Rows from a figure dataset
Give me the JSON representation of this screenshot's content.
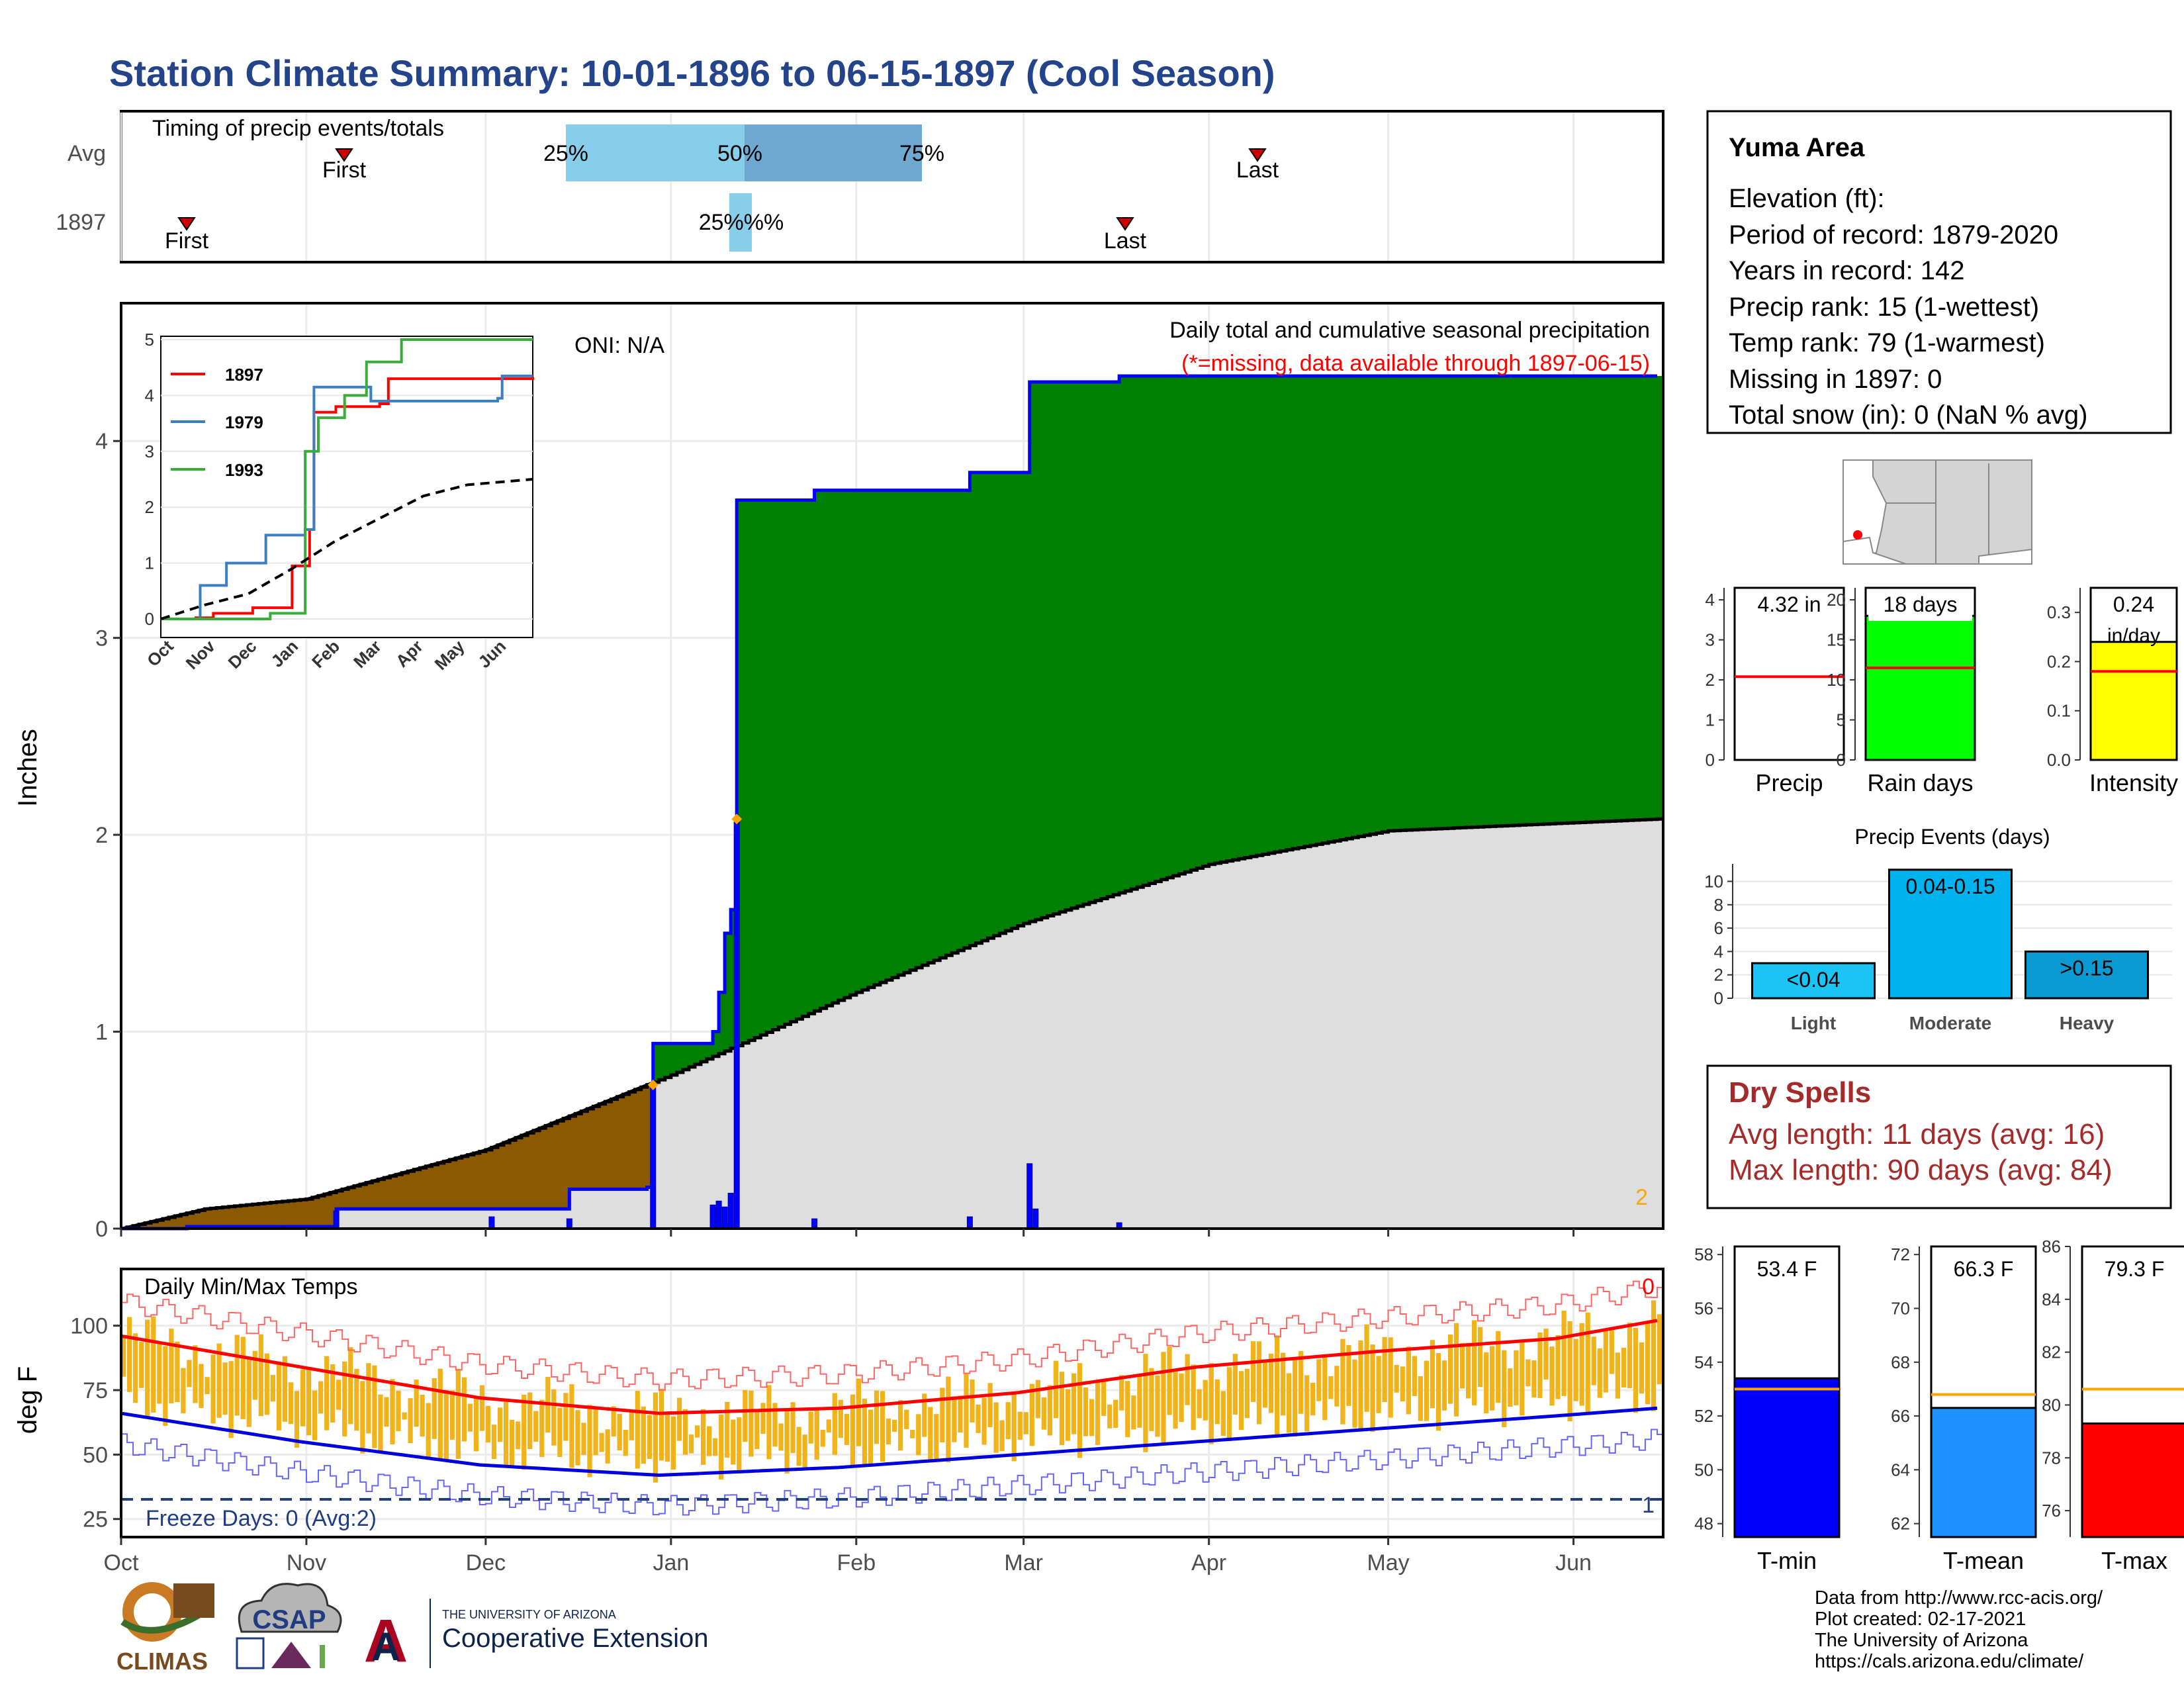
{
  "title": "Station Climate Summary: 10-01-1896 to 06-15-1897 (Cool Season)",
  "colors": {
    "title": "#23448a",
    "cumulative": "#008000",
    "avg_area": "#dedede",
    "deficit": "#8b5a00",
    "daily_precip": "#0000ff",
    "temp_bars": "#f0b31a",
    "tmax_line": "#ff0000",
    "tmin_line": "#0000dd",
    "dry_spells": "#a52a2a",
    "light": "#1bc4f5",
    "moderate": "#00b3ef",
    "heavy": "#0a9ad1"
  },
  "station": {
    "name": "Yuma Area",
    "elevation": "Elevation (ft):",
    "period": "Period of record: 1879-2020",
    "years": "Years in record: 142",
    "precip_rank": "Precip rank: 15 (1-wettest)",
    "temp_rank": "Temp rank: 79 (1-warmest)",
    "missing": "Missing in 1897: 0",
    "snow": "Total snow (in): 0 (NaN % avg)"
  },
  "timing": {
    "title": "Timing of precip events/totals",
    "rows": [
      "Avg",
      "1897"
    ],
    "avg": {
      "first_label": "First",
      "last_label": "Last",
      "p25": "25%",
      "p50": "50%",
      "p75": "75%"
    },
    "year": {
      "first_label": "First",
      "last_label": "Last",
      "p_label": "25%%%"
    }
  },
  "main_panel": {
    "ylabel": "Inches",
    "oni": "ONI: N/A",
    "subtitle": "Daily total and cumulative seasonal precipitation",
    "missing_note": "(*=missing, data available through 1897-06-15)",
    "corner_count": "2",
    "y_ticks": [
      "0",
      "1",
      "2",
      "3",
      "4"
    ]
  },
  "inset": {
    "y_ticks": [
      "0",
      "1",
      "2",
      "3",
      "4",
      "5"
    ],
    "x_ticks": [
      "Oct",
      "Nov",
      "Dec",
      "Jan",
      "Feb",
      "Mar",
      "Apr",
      "May",
      "Jun"
    ],
    "legend": [
      "1897",
      "1979",
      "1993"
    ]
  },
  "temp_panel": {
    "title": "Daily Min/Max Temps",
    "ylabel": "deg F",
    "freeze_label": "Freeze Days: 0 (Avg:2)",
    "top_right": "0",
    "bottom_right": "1",
    "y_ticks": [
      "25",
      "50",
      "75",
      "100"
    ]
  },
  "x_axis": {
    "labels": [
      "Oct",
      "Nov",
      "Dec",
      "Jan",
      "Feb",
      "Mar",
      "Apr",
      "May",
      "Jun"
    ]
  },
  "small_bars": {
    "precip": {
      "label": "Precip",
      "value_text": "4.32 in",
      "y_ticks": [
        "0",
        "1",
        "2",
        "3",
        "4"
      ]
    },
    "raindays": {
      "label": "Rain days",
      "value_text": "18 days",
      "y_ticks": [
        "0",
        "5",
        "10",
        "15",
        "20"
      ]
    },
    "intensity": {
      "label": "Intensity",
      "value_text": "0.24",
      "value_unit": "in/day",
      "y_ticks": [
        "0.0",
        "0.1",
        "0.2",
        "0.3"
      ]
    }
  },
  "events": {
    "title": "Precip Events (days)",
    "y_ticks": [
      "0",
      "2",
      "4",
      "6",
      "8",
      "10"
    ],
    "categories": [
      "Light",
      "Moderate",
      "Heavy"
    ],
    "bar_labels": [
      "<0.04",
      "0.04-0.15",
      ">0.15"
    ]
  },
  "dry_spells": {
    "title": "Dry Spells",
    "avg": "Avg length: 11 days (avg: 16)",
    "max": "Max length: 90 days (avg: 84)"
  },
  "temp_bars": {
    "tmin": {
      "label": "T-min",
      "value_text": "53.4 F",
      "y_ticks": [
        "48",
        "50",
        "52",
        "54",
        "56",
        "58"
      ]
    },
    "tmean": {
      "label": "T-mean",
      "value_text": "66.3 F",
      "y_ticks": [
        "62",
        "64",
        "66",
        "68",
        "70",
        "72"
      ]
    },
    "tmax": {
      "label": "T-max",
      "value_text": "79.3 F",
      "y_ticks": [
        "76",
        "78",
        "80",
        "82",
        "84",
        "86"
      ]
    }
  },
  "credits": {
    "line1": "Data from http://www.rcc-acis.org/",
    "line2": "Plot created: 02-17-2021",
    "line3": "The University of Arizona",
    "line4": "https://cals.arizona.edu/climate/"
  },
  "logos": {
    "climas": "CLIMAS",
    "csap": "CSAP",
    "ua_small": "THE UNIVERSITY OF ARIZONA",
    "ua_big": "Cooperative Extension"
  },
  "chart_data": [
    {
      "type": "area",
      "title": "Daily total and cumulative seasonal precipitation",
      "ylabel": "Inches",
      "ylim": [
        0,
        4.7
      ],
      "x_range": [
        "1896-10-01",
        "1897-06-15"
      ],
      "cumulative_1897": [
        {
          "x": "1896-10-01",
          "y": 0.0
        },
        {
          "x": "1896-10-12",
          "y": 0.01
        },
        {
          "x": "1896-10-28",
          "y": 0.01
        },
        {
          "x": "1896-11-06",
          "y": 0.1
        },
        {
          "x": "1896-12-02",
          "y": 0.1
        },
        {
          "x": "1896-12-15",
          "y": 0.2
        },
        {
          "x": "1896-12-28",
          "y": 0.21
        },
        {
          "x": "1896-12-29",
          "y": 0.94
        },
        {
          "x": "1897-01-07",
          "y": 0.94
        },
        {
          "x": "1897-01-08",
          "y": 1.0
        },
        {
          "x": "1897-01-09",
          "y": 1.2
        },
        {
          "x": "1897-01-10",
          "y": 1.5
        },
        {
          "x": "1897-01-11",
          "y": 1.62
        },
        {
          "x": "1897-01-12",
          "y": 3.7
        },
        {
          "x": "1897-01-25",
          "y": 3.75
        },
        {
          "x": "1897-02-20",
          "y": 3.84
        },
        {
          "x": "1897-03-02",
          "y": 4.3
        },
        {
          "x": "1897-03-17",
          "y": 4.33
        },
        {
          "x": "1897-06-15",
          "y": 4.33
        }
      ],
      "average_cumulative": [
        {
          "x": "1896-10-01",
          "y": 0.0
        },
        {
          "x": "1896-10-15",
          "y": 0.1
        },
        {
          "x": "1896-11-01",
          "y": 0.15
        },
        {
          "x": "1896-12-01",
          "y": 0.4
        },
        {
          "x": "1897-01-01",
          "y": 0.78
        },
        {
          "x": "1897-02-01",
          "y": 1.2
        },
        {
          "x": "1897-03-01",
          "y": 1.55
        },
        {
          "x": "1897-04-01",
          "y": 1.85
        },
        {
          "x": "1897-05-01",
          "y": 2.02
        },
        {
          "x": "1897-06-15",
          "y": 2.08
        }
      ],
      "daily_precip": [
        {
          "x": "1896-10-28",
          "y": 0.01
        },
        {
          "x": "1896-11-06",
          "y": 0.09
        },
        {
          "x": "1896-12-02",
          "y": 0.06
        },
        {
          "x": "1896-12-15",
          "y": 0.05
        },
        {
          "x": "1896-12-29",
          "y": 0.73
        },
        {
          "x": "1897-01-08",
          "y": 0.12
        },
        {
          "x": "1897-01-09",
          "y": 0.14
        },
        {
          "x": "1897-01-10",
          "y": 0.11
        },
        {
          "x": "1897-01-11",
          "y": 0.18
        },
        {
          "x": "1897-01-12",
          "y": 2.08
        },
        {
          "x": "1897-01-25",
          "y": 0.05
        },
        {
          "x": "1897-02-20",
          "y": 0.06
        },
        {
          "x": "1897-03-02",
          "y": 0.33
        },
        {
          "x": "1897-03-03",
          "y": 0.1
        },
        {
          "x": "1897-03-17",
          "y": 0.03
        }
      ],
      "markers": [
        {
          "x": "1896-12-29",
          "y": 0.73
        },
        {
          "x": "1897-01-12",
          "y": 2.08
        }
      ]
    },
    {
      "type": "line",
      "title": "",
      "ylim": [
        0,
        5
      ],
      "x_ticks": [
        "Oct",
        "Nov",
        "Dec",
        "Jan",
        "Feb",
        "Mar",
        "Apr",
        "May",
        "Jun"
      ],
      "series": [
        {
          "name": "1897",
          "color": "#ff0000",
          "points": [
            [
              0,
              0
            ],
            [
              0.8,
              0.02
            ],
            [
              1.2,
              0.1
            ],
            [
              2.1,
              0.2
            ],
            [
              3.0,
              0.95
            ],
            [
              3.4,
              1.6
            ],
            [
              3.5,
              3.7
            ],
            [
              4.0,
              3.8
            ],
            [
              5.0,
              3.85
            ],
            [
              5.2,
              4.3
            ],
            [
              8.5,
              4.33
            ]
          ]
        },
        {
          "name": "1979",
          "color": "#3a7fc1",
          "points": [
            [
              0,
              0
            ],
            [
              0.9,
              0.6
            ],
            [
              1.5,
              1.0
            ],
            [
              2.4,
              1.5
            ],
            [
              3.3,
              1.6
            ],
            [
              3.5,
              4.15
            ],
            [
              4.8,
              3.9
            ],
            [
              7.7,
              3.95
            ],
            [
              7.8,
              4.35
            ],
            [
              8.5,
              4.35
            ]
          ]
        },
        {
          "name": "1993",
          "color": "#39ac39",
          "points": [
            [
              0,
              0
            ],
            [
              2.5,
              0.1
            ],
            [
              3.3,
              3.0
            ],
            [
              3.6,
              3.6
            ],
            [
              4.2,
              4.0
            ],
            [
              4.7,
              4.6
            ],
            [
              5.5,
              5.0
            ],
            [
              8.5,
              5.0
            ]
          ]
        },
        {
          "name": "",
          "color": "#000000",
          "dashed": true,
          "points": [
            [
              0,
              0
            ],
            [
              1,
              0.25
            ],
            [
              2,
              0.45
            ],
            [
              3,
              0.9
            ],
            [
              4,
              1.4
            ],
            [
              5,
              1.8
            ],
            [
              6,
              2.2
            ],
            [
              7,
              2.4
            ],
            [
              8.5,
              2.5
            ]
          ]
        }
      ]
    },
    {
      "type": "line",
      "title": "Daily Min/Max Temps",
      "ylabel": "deg F",
      "ylim": [
        20,
        120
      ],
      "x_range": [
        "1896-10-01",
        "1897-06-15"
      ],
      "series": [
        {
          "name": "",
          "color": "#ff0000",
          "points": [
            [
              0,
              96
            ],
            [
              30,
              84
            ],
            [
              60,
              72
            ],
            [
              90,
              66
            ],
            [
              120,
              68
            ],
            [
              150,
              74
            ],
            [
              180,
              84
            ],
            [
              210,
              90
            ],
            [
              240,
              95
            ],
            [
              257,
              102
            ]
          ]
        },
        {
          "name": "",
          "color": "#0000dd",
          "points": [
            [
              0,
              66
            ],
            [
              30,
              55
            ],
            [
              60,
              46
            ],
            [
              90,
              42
            ],
            [
              120,
              45
            ],
            [
              150,
              50
            ],
            [
              180,
              55
            ],
            [
              210,
              60
            ],
            [
              240,
              65
            ],
            [
              257,
              68
            ]
          ]
        }
      ],
      "freeze_line": 32
    },
    {
      "type": "bar",
      "categories": [
        "Precip"
      ],
      "values": [
        4.32
      ],
      "avg": 2.08,
      "ylim": [
        0,
        4.3
      ]
    },
    {
      "type": "bar",
      "categories": [
        "Rain days"
      ],
      "values": [
        18
      ],
      "avg": 11.5,
      "ylim": [
        0,
        21.5
      ]
    },
    {
      "type": "bar",
      "categories": [
        "Intensity"
      ],
      "values": [
        0.24
      ],
      "avg": 0.18,
      "ylim": [
        0,
        0.35
      ]
    },
    {
      "type": "bar",
      "title": "Precip Events (days)",
      "categories": [
        "Light",
        "Moderate",
        "Heavy"
      ],
      "values": [
        3,
        11,
        4
      ],
      "ylim": [
        0,
        11.5
      ]
    },
    {
      "type": "bar",
      "categories": [
        "T-min"
      ],
      "values": [
        53.4
      ],
      "avg": 53.0,
      "ylim": [
        47.5,
        58.3
      ]
    },
    {
      "type": "bar",
      "categories": [
        "T-mean"
      ],
      "values": [
        66.3
      ],
      "avg": 66.8,
      "ylim": [
        61.5,
        72.3
      ]
    },
    {
      "type": "bar",
      "categories": [
        "T-max"
      ],
      "values": [
        79.3
      ],
      "avg": 80.6,
      "ylim": [
        75.0,
        86.0
      ]
    }
  ]
}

PROBLEM DETAILS: Identify each line in the records above that contains the word "ylabel", and copy it out in full.

ANSWER TO THE PROBLEM:
    "ylabel": "Inches",
    "ylabel": "deg F",
      "ylabel": "Inches",
      "ylabel": "deg F",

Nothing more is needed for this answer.